▸ TASK TO COMPLETE
Look for the string "resultado" in the lines and copy each line that has it.

━━━

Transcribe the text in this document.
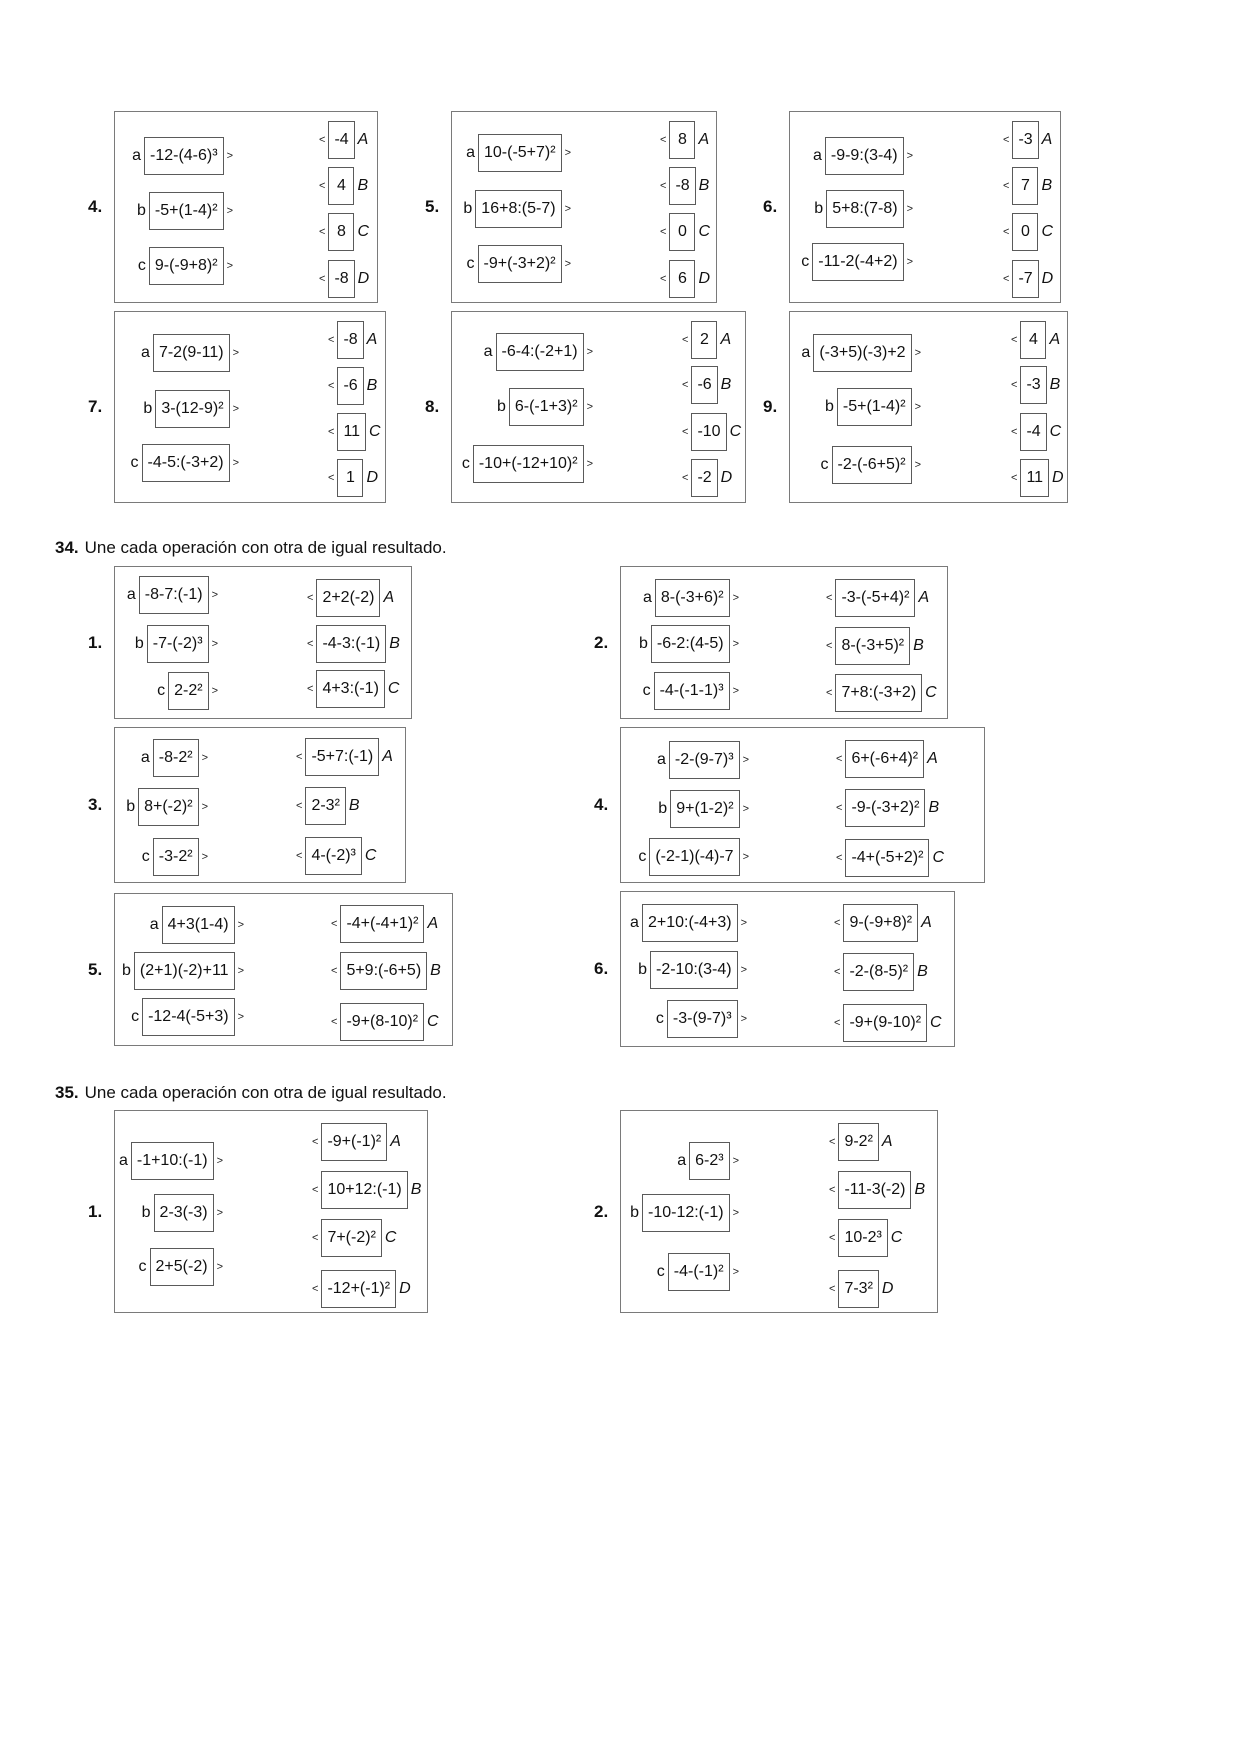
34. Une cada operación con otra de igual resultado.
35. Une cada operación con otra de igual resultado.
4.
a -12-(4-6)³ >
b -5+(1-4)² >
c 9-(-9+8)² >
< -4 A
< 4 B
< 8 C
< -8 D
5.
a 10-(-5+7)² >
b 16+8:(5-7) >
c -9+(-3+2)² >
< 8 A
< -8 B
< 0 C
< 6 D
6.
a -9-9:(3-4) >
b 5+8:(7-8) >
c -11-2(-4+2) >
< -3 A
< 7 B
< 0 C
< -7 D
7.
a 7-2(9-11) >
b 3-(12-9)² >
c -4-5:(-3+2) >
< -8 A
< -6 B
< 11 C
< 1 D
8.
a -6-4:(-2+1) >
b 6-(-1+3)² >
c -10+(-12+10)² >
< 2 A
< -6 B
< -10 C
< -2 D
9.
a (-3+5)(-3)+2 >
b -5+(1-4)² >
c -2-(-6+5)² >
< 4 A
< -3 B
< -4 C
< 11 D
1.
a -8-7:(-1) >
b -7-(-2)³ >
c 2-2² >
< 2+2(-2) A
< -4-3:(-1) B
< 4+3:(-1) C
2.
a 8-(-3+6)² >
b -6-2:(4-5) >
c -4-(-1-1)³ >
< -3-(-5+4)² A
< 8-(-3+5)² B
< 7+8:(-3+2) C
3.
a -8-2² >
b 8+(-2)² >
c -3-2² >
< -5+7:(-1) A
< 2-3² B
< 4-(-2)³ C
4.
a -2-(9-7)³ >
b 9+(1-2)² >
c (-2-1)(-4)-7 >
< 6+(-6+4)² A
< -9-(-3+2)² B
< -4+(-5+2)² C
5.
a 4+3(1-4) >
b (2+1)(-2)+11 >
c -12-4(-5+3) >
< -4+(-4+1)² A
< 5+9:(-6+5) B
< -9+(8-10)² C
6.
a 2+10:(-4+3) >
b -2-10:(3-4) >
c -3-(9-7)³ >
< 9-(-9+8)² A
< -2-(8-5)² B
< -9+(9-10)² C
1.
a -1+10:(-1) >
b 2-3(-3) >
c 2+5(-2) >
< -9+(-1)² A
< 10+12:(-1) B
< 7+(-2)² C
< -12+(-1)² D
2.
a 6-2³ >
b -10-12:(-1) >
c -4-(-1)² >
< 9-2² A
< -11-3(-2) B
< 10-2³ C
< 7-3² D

━━━

▸ SOLUTION
34. Une cada operación con otra de igual resultado.
35. Une cada operación con otra de igual resultado.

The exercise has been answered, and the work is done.